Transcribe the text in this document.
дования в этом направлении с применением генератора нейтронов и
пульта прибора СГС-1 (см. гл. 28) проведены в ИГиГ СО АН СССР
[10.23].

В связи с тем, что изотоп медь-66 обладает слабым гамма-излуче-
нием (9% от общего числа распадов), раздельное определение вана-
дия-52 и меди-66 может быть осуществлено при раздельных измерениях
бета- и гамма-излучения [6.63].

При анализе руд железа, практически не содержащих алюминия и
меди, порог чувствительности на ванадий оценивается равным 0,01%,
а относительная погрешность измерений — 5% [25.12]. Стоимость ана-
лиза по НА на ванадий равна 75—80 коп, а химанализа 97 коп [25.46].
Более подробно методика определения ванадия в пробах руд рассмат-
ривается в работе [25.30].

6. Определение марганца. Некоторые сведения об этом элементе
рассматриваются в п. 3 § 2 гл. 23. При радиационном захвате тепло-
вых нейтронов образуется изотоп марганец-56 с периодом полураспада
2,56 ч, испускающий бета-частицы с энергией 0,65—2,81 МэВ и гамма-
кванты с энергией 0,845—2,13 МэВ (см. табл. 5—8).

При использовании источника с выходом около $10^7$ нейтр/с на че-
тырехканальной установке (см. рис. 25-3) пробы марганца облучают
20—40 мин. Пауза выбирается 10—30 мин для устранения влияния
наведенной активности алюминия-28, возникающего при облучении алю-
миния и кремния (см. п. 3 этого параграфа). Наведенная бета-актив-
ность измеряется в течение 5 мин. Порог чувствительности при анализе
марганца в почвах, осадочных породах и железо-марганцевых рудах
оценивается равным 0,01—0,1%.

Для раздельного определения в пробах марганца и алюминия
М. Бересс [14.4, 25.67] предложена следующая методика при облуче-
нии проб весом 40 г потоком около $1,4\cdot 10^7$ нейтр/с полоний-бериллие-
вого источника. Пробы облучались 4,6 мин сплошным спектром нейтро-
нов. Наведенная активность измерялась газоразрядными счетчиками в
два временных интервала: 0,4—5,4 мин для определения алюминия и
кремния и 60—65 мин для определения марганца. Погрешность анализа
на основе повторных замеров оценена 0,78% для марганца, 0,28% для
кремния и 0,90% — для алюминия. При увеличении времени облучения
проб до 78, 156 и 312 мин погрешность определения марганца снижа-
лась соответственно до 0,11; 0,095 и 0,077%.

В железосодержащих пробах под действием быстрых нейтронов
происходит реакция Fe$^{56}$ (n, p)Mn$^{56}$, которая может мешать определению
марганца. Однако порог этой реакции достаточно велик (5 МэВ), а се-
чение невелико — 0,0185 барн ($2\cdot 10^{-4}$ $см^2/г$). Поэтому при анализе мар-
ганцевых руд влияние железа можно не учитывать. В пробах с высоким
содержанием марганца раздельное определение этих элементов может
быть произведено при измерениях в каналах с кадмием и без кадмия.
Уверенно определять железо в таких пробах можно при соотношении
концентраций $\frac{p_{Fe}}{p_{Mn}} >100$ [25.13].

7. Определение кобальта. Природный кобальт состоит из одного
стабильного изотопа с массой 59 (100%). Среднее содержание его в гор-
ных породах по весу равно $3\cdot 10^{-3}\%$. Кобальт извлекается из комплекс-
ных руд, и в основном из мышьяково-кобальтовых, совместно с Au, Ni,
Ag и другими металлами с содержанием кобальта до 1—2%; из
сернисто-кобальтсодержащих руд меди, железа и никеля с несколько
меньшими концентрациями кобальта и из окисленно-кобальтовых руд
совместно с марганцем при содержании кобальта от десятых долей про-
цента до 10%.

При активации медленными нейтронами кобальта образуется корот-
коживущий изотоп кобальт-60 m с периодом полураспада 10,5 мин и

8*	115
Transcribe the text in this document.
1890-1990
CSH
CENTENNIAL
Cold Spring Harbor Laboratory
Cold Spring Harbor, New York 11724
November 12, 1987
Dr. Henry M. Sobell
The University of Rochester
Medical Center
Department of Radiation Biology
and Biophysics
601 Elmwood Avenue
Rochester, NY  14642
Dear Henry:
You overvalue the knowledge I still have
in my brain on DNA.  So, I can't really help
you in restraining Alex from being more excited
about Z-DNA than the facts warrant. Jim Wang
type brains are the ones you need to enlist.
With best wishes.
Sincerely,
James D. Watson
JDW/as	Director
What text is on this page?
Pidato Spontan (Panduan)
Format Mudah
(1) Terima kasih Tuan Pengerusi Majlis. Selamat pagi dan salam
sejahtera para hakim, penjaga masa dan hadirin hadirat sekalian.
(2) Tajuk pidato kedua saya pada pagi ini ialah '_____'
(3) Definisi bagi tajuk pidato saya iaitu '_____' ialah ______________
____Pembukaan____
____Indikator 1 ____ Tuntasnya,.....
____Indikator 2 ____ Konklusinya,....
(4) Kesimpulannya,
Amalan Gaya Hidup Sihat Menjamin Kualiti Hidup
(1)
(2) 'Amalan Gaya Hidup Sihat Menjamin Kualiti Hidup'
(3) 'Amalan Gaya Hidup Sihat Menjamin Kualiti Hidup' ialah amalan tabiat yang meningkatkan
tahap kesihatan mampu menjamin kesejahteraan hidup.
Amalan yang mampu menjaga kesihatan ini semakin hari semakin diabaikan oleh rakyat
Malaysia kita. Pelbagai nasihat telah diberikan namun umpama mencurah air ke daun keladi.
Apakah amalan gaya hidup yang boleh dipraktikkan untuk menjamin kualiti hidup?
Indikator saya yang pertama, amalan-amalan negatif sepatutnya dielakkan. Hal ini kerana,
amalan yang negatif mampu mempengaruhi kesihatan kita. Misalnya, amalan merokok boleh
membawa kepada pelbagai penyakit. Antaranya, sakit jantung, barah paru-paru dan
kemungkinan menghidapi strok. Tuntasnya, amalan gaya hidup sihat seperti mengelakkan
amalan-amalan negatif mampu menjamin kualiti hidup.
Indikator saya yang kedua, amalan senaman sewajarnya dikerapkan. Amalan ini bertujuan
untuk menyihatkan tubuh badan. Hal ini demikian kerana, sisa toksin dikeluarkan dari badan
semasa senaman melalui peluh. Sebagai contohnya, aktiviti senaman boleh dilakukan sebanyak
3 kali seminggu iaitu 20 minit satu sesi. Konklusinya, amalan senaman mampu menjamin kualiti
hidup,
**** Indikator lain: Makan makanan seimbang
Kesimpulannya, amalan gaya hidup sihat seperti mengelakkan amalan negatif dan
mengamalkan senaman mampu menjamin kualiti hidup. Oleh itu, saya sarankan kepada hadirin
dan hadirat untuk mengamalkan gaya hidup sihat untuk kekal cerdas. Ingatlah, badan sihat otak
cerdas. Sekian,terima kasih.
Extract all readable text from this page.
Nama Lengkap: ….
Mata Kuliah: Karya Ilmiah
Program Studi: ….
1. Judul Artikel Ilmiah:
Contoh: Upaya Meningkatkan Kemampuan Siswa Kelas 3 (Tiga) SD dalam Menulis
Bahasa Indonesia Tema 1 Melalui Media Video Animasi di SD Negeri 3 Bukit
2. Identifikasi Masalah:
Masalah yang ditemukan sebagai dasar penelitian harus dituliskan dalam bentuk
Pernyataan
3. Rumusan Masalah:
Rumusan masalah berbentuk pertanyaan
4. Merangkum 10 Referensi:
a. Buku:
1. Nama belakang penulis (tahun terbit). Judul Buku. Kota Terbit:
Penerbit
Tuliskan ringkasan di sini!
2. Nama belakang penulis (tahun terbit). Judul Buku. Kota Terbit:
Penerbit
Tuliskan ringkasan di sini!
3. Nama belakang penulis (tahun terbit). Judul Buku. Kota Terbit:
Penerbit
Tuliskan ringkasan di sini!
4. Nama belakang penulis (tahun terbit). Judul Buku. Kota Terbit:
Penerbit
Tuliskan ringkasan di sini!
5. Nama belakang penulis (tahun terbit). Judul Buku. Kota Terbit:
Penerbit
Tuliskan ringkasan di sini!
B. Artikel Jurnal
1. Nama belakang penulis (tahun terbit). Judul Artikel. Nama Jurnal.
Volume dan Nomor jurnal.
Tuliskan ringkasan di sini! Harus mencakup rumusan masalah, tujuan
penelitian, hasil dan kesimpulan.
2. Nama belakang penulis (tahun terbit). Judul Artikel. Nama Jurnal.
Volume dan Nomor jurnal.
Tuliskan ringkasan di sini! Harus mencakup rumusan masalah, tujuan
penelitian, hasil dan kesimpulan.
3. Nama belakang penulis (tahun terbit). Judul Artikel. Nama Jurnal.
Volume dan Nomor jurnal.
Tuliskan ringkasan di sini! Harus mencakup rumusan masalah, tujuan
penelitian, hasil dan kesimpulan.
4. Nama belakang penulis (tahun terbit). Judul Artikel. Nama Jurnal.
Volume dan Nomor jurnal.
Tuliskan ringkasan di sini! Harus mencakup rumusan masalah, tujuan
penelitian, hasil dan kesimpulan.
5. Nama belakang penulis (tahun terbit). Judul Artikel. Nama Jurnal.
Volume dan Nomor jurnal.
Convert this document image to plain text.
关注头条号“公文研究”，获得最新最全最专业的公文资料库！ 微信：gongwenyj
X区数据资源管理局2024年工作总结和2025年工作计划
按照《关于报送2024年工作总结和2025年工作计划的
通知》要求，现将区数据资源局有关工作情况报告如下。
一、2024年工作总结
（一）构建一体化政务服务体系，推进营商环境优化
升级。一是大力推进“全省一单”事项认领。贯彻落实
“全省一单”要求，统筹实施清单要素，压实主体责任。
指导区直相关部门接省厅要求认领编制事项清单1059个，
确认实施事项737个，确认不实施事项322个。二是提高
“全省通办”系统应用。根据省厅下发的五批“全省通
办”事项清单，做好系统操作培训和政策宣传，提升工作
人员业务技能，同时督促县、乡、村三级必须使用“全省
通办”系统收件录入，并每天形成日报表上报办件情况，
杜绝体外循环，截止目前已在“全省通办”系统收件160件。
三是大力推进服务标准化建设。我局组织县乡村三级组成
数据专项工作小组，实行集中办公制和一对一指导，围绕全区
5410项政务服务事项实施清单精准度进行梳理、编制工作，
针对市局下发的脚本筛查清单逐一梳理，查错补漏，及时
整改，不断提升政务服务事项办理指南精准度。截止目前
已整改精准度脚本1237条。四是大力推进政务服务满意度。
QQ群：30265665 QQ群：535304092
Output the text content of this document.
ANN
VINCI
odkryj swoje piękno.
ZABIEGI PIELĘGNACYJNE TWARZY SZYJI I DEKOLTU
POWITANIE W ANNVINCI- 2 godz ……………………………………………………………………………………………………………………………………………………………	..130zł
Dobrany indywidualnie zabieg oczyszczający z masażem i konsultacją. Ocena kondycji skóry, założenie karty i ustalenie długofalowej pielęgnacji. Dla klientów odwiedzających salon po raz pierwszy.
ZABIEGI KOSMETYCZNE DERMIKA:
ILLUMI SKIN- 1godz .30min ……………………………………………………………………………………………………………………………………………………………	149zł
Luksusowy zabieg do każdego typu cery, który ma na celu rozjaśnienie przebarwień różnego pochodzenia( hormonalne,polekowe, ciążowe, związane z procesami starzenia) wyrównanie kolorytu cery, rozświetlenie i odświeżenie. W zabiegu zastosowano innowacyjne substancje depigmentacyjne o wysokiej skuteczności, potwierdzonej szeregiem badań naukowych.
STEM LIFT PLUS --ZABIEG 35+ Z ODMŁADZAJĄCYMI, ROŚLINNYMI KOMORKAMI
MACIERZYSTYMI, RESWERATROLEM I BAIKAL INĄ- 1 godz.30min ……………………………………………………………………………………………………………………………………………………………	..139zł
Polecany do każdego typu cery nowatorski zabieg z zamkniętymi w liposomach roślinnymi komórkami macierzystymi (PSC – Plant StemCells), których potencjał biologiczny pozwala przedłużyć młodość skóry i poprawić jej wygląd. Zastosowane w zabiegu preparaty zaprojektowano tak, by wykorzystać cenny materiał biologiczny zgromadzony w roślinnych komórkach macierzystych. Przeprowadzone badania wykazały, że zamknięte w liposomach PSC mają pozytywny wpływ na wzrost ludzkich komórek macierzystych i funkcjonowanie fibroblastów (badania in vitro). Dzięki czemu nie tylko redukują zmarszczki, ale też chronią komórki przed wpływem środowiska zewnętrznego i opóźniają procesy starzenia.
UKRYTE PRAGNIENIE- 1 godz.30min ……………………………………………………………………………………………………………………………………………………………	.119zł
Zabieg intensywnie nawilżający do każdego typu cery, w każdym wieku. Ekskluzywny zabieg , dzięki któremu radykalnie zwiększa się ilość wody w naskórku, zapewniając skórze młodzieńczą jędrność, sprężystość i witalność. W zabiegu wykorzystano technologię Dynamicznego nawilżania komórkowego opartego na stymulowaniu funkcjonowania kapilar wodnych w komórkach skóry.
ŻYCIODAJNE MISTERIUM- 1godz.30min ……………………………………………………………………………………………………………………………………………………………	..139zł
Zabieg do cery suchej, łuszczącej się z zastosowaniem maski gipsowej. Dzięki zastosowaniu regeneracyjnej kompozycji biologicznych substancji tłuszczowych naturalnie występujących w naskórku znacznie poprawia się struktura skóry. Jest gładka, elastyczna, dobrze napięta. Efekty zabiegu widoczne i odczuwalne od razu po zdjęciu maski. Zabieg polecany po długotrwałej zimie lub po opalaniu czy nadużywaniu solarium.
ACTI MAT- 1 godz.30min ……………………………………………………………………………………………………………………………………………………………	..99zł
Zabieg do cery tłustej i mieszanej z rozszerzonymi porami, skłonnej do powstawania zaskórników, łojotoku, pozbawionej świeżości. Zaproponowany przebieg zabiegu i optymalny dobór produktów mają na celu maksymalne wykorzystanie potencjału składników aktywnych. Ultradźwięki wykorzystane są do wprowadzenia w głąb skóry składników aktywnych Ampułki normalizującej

· · · ·

#### [Work to be completed]
Search the records for the word "кобальтовых", then list every line that has it.

#### [Answer to this task]
ных руд, и в основном из мышьяково-кобальтовых, совместно с Au, Ni,
меньшими концентрациями кобальта и из окисленно-кобальтовых руд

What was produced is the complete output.